— START DATA SUPPLIED —
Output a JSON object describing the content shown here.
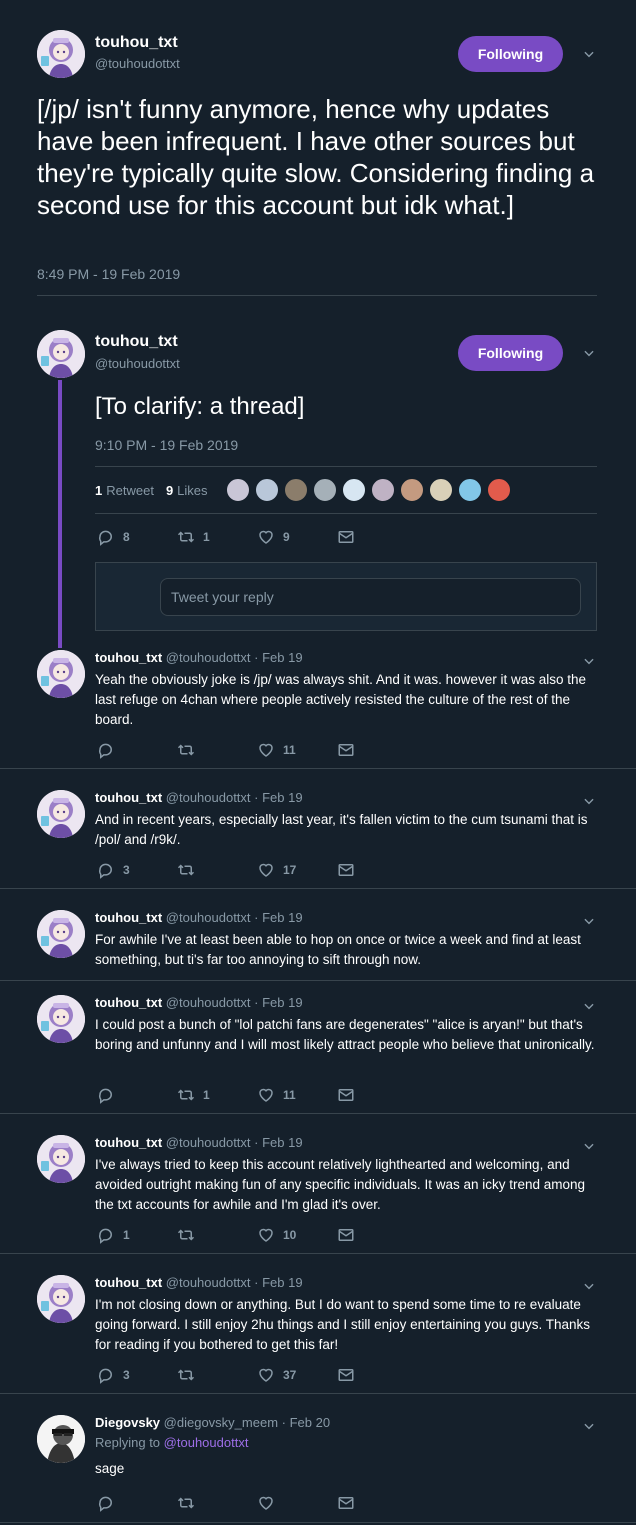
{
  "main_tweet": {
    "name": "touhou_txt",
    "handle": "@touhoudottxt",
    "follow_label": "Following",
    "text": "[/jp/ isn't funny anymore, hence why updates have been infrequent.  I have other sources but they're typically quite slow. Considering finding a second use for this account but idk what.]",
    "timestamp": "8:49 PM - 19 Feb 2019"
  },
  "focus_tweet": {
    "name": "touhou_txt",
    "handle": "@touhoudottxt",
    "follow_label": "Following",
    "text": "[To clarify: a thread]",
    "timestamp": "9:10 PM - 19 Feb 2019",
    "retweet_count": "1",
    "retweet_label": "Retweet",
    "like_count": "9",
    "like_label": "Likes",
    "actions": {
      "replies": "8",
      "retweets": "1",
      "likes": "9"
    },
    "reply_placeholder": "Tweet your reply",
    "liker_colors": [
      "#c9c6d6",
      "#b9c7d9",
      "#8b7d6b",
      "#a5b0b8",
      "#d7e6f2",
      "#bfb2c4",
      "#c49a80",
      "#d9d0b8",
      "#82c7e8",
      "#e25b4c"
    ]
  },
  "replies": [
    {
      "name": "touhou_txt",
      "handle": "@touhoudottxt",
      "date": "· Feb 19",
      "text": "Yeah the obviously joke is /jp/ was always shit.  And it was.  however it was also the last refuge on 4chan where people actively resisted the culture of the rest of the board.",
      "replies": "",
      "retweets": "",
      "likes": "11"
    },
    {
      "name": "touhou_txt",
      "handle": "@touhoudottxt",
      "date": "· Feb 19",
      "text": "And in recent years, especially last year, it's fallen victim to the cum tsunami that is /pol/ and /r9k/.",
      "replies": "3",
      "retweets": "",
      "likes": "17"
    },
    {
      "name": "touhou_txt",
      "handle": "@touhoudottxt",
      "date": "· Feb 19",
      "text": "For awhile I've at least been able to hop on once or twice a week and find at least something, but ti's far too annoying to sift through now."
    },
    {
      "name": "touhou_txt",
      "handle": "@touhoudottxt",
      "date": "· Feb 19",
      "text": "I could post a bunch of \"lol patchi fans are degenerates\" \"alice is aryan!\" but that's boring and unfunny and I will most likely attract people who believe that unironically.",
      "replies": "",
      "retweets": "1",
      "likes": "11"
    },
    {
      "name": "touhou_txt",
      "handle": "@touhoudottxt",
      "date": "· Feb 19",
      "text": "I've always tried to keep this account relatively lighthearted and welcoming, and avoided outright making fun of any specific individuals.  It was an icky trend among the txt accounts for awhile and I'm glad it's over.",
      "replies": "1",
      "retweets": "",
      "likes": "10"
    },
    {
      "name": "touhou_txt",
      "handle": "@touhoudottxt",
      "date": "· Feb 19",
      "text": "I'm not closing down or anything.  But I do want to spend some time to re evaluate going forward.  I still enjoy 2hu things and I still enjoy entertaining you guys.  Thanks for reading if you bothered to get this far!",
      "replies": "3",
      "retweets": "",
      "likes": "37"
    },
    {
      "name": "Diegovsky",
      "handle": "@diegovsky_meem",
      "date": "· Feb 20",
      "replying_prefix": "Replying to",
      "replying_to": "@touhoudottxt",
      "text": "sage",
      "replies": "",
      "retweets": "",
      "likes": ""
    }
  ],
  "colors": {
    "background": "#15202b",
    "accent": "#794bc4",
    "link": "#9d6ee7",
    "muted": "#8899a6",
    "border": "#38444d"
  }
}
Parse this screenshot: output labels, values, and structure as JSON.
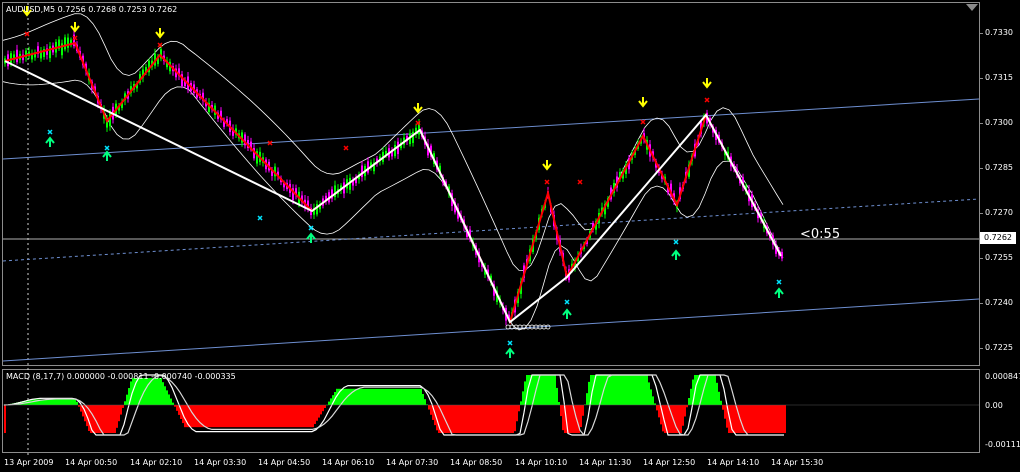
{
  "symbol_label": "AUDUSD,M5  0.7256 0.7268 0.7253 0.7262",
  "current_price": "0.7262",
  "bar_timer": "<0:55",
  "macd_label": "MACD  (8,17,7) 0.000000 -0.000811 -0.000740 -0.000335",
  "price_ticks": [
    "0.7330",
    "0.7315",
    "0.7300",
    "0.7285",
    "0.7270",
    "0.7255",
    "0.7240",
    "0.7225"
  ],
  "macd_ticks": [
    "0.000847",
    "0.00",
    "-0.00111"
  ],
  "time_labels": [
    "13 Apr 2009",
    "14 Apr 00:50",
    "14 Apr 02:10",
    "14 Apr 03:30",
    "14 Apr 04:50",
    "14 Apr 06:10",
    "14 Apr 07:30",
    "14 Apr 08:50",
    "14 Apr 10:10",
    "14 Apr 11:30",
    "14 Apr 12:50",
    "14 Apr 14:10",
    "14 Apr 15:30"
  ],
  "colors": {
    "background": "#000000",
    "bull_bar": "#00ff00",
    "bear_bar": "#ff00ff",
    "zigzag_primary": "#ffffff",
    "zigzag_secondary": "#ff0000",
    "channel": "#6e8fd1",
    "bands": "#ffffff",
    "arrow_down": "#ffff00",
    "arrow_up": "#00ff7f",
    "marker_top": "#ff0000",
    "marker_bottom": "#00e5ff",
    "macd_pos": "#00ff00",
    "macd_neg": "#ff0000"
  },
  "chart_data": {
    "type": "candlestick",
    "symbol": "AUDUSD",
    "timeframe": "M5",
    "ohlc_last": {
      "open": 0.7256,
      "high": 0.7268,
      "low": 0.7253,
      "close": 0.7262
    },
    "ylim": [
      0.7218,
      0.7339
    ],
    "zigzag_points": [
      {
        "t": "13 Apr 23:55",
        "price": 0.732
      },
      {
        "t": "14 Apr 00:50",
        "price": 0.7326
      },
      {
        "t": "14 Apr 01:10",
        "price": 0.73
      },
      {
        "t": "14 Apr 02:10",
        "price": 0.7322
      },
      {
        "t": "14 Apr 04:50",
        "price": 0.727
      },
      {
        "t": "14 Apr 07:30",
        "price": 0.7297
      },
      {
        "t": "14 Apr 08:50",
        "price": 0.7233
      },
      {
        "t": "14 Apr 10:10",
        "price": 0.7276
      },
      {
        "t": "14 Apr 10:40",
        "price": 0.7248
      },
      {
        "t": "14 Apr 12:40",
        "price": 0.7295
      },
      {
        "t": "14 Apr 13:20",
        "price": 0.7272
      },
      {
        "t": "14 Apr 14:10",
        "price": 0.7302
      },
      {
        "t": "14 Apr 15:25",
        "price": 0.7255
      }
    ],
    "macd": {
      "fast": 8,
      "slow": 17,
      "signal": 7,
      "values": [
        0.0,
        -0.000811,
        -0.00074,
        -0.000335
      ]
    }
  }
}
— END DATA SUPPLIED —
REQUEST | Using the data above, write out every line exactly, leaving the images behind.

THE COMPLETED TASK |
Output a JSON object describing the content shown here.
{
  "main_tweet": {
    "name": "touhou_txt",
    "handle": "@touhoudottxt",
    "follow_label": "Following",
    "text": "[/jp/ isn't funny anymore, hence why updates have been infrequent.  I have other sources but they're typically quite slow. Considering finding a second use for this account but idk what.]",
    "timestamp": "8:49 PM - 19 Feb 2019"
  },
  "focus_tweet": {
    "name": "touhou_txt",
    "handle": "@touhoudottxt",
    "follow_label": "Following",
    "text": "[To clarify: a thread]",
    "timestamp": "9:10 PM - 19 Feb 2019",
    "retweet_count": "1",
    "retweet_label": "Retweet",
    "like_count": "9",
    "like_label": "Likes",
    "actions": {
      "replies": "8",
      "retweets": "1",
      "likes": "9"
    },
    "reply_placeholder": "Tweet your reply",
    "liker_colors": [
      "#c9c6d6",
      "#b9c7d9",
      "#8b7d6b",
      "#a5b0b8",
      "#d7e6f2",
      "#bfb2c4",
      "#c49a80",
      "#d9d0b8",
      "#82c7e8",
      "#e25b4c"
    ]
  },
  "replies": [
    {
      "name": "touhou_txt",
      "handle": "@touhoudottxt",
      "date": "· Feb 19",
      "text": "Yeah the obviously joke is /jp/ was always shit.  And it was.  however it was also the last refuge on 4chan where people actively resisted the culture of the rest of the board.",
      "replies": "",
      "retweets": "",
      "likes": "11"
    },
    {
      "name": "touhou_txt",
      "handle": "@touhoudottxt",
      "date": "· Feb 19",
      "text": "And in recent years, especially last year, it's fallen victim to the cum tsunami that is /pol/ and /r9k/.",
      "replies": "3",
      "retweets": "",
      "likes": "17"
    },
    {
      "name": "touhou_txt",
      "handle": "@touhoudottxt",
      "date": "· Feb 19",
      "text": "For awhile I've at least been able to hop on once or twice a week and find at least something, but ti's far too annoying to sift through now."
    },
    {
      "name": "touhou_txt",
      "handle": "@touhoudottxt",
      "date": "· Feb 19",
      "text": "I could post a bunch of \"lol patchi fans are degenerates\" \"alice is aryan!\" but that's boring and unfunny and I will most likely attract people who believe that unironically.",
      "replies": "",
      "retweets": "1",
      "likes": "11"
    },
    {
      "name": "touhou_txt",
      "handle": "@touhoudottxt",
      "date": "· Feb 19",
      "text": "I've always tried to keep this account relatively lighthearted and welcoming, and avoided outright making fun of any specific individuals.  It was an icky trend among the txt accounts for awhile and I'm glad it's over.",
      "replies": "1",
      "retweets": "",
      "likes": "10"
    },
    {
      "name": "touhou_txt",
      "handle": "@touhoudottxt",
      "date": "· Feb 19",
      "text": "I'm not closing down or anything.  But I do want to spend some time to re evaluate going forward.  I still enjoy 2hu things and I still enjoy entertaining you guys.  Thanks for reading if you bothered to get this far!",
      "replies": "3",
      "retweets": "",
      "likes": "37"
    },
    {
      "name": "Diegovsky",
      "handle": "@diegovsky_meem",
      "date": "· Feb 20",
      "replying_prefix": "Replying to",
      "replying_to": "@touhoudottxt",
      "text": "sage",
      "replies": "",
      "retweets": "",
      "likes": ""
    }
  ],
  "colors": {
    "background": "#15202b",
    "accent": "#794bc4",
    "link": "#9d6ee7",
    "muted": "#8899a6",
    "border": "#38444d"
  }
}
Parse this screenshot: output labels, values, and structure as JSON.
{
  "symbol_label": "AUDUSD,M5  0.7256 0.7268 0.7253 0.7262",
  "current_price": "0.7262",
  "bar_timer": "<0:55",
  "macd_label": "MACD  (8,17,7) 0.000000 -0.000811 -0.000740 -0.000335",
  "price_ticks": [
    "0.7330",
    "0.7315",
    "0.7300",
    "0.7285",
    "0.7270",
    "0.7255",
    "0.7240",
    "0.7225"
  ],
  "macd_ticks": [
    "0.000847",
    "0.00",
    "-0.00111"
  ],
  "time_labels": [
    "13 Apr 2009",
    "14 Apr 00:50",
    "14 Apr 02:10",
    "14 Apr 03:30",
    "14 Apr 04:50",
    "14 Apr 06:10",
    "14 Apr 07:30",
    "14 Apr 08:50",
    "14 Apr 10:10",
    "14 Apr 11:30",
    "14 Apr 12:50",
    "14 Apr 14:10",
    "14 Apr 15:30"
  ],
  "colors": {
    "background": "#000000",
    "bull_bar": "#00ff00",
    "bear_bar": "#ff00ff",
    "zigzag_primary": "#ffffff",
    "zigzag_secondary": "#ff0000",
    "channel": "#6e8fd1",
    "bands": "#ffffff",
    "arrow_down": "#ffff00",
    "arrow_up": "#00ff7f",
    "marker_top": "#ff0000",
    "marker_bottom": "#00e5ff",
    "macd_pos": "#00ff00",
    "macd_neg": "#ff0000"
  },
  "chart_data": {
    "type": "candlestick",
    "symbol": "AUDUSD",
    "timeframe": "M5",
    "ohlc_last": {
      "open": 0.7256,
      "high": 0.7268,
      "low": 0.7253,
      "close": 0.7262
    },
    "ylim": [
      0.7218,
      0.7339
    ],
    "zigzag_points": [
      {
        "t": "13 Apr 23:55",
        "price": 0.732
      },
      {
        "t": "14 Apr 00:50",
        "price": 0.7326
      },
      {
        "t": "14 Apr 01:10",
        "price": 0.73
      },
      {
        "t": "14 Apr 02:10",
        "price": 0.7322
      },
      {
        "t": "14 Apr 04:50",
        "price": 0.727
      },
      {
        "t": "14 Apr 07:30",
        "price": 0.7297
      },
      {
        "t": "14 Apr 08:50",
        "price": 0.7233
      },
      {
        "t": "14 Apr 10:10",
        "price": 0.7276
      },
      {
        "t": "14 Apr 10:40",
        "price": 0.7248
      },
      {
        "t": "14 Apr 12:40",
        "price": 0.7295
      },
      {
        "t": "14 Apr 13:20",
        "price": 0.7272
      },
      {
        "t": "14 Apr 14:10",
        "price": 0.7302
      },
      {
        "t": "14 Apr 15:25",
        "price": 0.7255
      }
    ],
    "macd": {
      "fast": 8,
      "slow": 17,
      "signal": 7,
      "values": [
        0.0,
        -0.000811,
        -0.00074,
        -0.000335
      ]
    }
  }
}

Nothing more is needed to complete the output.